═════ INFORMATION GIVEN ═════

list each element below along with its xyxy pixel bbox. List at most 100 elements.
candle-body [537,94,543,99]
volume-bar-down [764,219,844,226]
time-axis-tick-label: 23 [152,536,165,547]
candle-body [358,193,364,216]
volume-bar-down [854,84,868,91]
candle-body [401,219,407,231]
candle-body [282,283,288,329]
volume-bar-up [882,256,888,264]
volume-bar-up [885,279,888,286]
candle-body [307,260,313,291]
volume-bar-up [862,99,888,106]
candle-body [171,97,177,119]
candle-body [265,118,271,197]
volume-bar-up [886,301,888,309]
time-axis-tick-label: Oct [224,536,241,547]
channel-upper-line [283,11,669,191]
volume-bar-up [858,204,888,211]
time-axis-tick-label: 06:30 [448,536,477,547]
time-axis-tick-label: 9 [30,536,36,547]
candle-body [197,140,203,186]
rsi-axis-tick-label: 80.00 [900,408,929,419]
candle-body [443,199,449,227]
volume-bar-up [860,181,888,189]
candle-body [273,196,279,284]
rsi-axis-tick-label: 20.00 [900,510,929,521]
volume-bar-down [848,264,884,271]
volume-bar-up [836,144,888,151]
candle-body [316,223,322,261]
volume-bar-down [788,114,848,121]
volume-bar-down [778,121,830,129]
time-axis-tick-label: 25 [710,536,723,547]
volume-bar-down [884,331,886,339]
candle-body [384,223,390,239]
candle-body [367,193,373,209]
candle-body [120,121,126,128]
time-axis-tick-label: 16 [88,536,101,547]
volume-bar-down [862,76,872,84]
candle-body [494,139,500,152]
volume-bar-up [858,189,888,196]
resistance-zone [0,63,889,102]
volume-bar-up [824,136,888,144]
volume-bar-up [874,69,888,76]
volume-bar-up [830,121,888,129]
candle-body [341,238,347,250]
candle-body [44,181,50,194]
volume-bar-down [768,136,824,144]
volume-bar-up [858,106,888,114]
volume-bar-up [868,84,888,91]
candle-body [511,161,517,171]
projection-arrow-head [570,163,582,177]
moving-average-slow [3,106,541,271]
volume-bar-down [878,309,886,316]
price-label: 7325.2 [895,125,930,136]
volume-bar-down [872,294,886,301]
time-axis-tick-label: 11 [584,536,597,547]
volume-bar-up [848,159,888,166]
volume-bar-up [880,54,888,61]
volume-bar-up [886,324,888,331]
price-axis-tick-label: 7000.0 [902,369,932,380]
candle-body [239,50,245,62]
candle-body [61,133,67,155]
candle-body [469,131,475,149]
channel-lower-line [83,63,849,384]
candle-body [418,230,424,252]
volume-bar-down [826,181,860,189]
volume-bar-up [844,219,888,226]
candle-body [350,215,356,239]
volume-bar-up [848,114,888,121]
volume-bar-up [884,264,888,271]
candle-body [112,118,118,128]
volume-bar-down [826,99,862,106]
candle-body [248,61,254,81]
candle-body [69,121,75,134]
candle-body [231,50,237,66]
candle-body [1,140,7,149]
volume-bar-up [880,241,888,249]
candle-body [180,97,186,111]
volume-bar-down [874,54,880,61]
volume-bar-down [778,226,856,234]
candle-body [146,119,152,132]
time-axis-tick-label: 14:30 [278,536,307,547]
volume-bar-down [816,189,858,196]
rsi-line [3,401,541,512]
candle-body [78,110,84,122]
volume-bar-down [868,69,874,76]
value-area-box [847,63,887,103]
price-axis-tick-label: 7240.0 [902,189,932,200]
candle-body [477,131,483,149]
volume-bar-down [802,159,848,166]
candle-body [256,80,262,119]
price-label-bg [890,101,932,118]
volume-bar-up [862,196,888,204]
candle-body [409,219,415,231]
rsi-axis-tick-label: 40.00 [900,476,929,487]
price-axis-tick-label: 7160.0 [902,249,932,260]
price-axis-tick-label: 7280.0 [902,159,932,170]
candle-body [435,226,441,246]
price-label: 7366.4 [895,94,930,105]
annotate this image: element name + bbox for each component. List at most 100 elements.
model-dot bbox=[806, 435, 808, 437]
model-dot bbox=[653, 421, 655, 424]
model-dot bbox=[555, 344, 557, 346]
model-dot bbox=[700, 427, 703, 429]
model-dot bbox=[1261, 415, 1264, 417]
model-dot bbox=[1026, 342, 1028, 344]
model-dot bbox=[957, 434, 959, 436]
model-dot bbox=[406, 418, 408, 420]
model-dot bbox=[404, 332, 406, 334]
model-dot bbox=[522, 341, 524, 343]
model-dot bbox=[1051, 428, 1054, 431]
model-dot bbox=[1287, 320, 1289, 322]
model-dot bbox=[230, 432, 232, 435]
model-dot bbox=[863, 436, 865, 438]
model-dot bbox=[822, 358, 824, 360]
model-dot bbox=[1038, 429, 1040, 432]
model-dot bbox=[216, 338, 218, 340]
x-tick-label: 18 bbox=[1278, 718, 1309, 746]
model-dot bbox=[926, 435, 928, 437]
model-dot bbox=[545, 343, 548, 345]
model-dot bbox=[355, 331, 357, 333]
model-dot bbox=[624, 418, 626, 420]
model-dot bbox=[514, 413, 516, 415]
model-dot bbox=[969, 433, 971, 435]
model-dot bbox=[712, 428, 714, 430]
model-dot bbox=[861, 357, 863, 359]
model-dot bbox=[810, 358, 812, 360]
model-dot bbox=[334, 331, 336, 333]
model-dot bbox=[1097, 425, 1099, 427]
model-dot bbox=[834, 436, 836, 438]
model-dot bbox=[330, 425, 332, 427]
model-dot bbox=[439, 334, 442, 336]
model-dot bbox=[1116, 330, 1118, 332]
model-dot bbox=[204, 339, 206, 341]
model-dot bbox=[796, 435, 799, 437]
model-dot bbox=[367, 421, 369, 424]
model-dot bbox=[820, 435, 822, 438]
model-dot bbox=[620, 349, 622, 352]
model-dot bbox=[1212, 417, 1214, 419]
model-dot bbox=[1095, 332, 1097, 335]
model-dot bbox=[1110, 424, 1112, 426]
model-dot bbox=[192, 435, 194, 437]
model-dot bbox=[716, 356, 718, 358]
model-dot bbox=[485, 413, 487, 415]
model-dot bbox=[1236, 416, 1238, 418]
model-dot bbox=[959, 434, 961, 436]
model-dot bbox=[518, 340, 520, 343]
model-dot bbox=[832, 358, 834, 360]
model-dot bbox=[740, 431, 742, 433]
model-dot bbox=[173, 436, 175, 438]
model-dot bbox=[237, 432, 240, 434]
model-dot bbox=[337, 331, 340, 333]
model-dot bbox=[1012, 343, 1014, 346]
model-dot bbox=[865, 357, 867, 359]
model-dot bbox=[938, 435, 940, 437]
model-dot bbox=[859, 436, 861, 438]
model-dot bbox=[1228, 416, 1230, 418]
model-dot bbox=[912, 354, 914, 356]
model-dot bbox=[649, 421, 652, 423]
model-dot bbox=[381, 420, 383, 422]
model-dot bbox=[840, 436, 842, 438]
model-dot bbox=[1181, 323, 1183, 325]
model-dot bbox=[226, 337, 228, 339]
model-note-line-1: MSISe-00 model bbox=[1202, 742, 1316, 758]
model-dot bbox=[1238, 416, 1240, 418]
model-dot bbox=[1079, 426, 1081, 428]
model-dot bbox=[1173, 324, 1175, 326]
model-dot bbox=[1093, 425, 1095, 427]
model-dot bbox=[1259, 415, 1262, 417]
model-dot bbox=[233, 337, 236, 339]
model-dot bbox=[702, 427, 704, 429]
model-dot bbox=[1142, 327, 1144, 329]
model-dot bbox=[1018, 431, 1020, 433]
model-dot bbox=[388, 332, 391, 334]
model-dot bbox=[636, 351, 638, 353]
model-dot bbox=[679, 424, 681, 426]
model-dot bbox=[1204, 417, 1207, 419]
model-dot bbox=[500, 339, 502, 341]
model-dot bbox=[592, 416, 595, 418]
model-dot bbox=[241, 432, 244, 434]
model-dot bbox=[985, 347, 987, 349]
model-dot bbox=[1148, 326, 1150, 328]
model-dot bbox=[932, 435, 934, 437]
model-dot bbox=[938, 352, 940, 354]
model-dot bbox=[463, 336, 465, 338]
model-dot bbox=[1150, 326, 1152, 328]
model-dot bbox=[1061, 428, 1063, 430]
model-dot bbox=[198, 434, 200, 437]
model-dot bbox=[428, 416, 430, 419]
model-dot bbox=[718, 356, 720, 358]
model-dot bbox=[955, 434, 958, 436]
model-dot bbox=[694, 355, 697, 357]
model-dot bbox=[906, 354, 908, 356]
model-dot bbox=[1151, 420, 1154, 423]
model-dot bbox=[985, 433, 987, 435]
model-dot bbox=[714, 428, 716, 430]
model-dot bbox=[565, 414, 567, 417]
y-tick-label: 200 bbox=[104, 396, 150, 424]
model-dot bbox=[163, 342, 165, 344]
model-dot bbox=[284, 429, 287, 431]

═════

__STATED EXERCISE__. Please reproduce the data above verbatim, starting at its first line and continuing through the line that contains "time-axis-tick-label: Oct [224,536,241,547]".

__ANSWER TO THE TASK__.
list each element below along with its xyxy pixel bbox. List at most 100 elements.
candle-body [537,94,543,99]
volume-bar-down [764,219,844,226]
time-axis-tick-label: 23 [152,536,165,547]
candle-body [358,193,364,216]
volume-bar-down [854,84,868,91]
candle-body [401,219,407,231]
candle-body [282,283,288,329]
volume-bar-up [882,256,888,264]
volume-bar-up [885,279,888,286]
candle-body [307,260,313,291]
volume-bar-up [862,99,888,106]
candle-body [171,97,177,119]
candle-body [265,118,271,197]
volume-bar-up [886,301,888,309]
time-axis-tick-label: Oct [224,536,241,547]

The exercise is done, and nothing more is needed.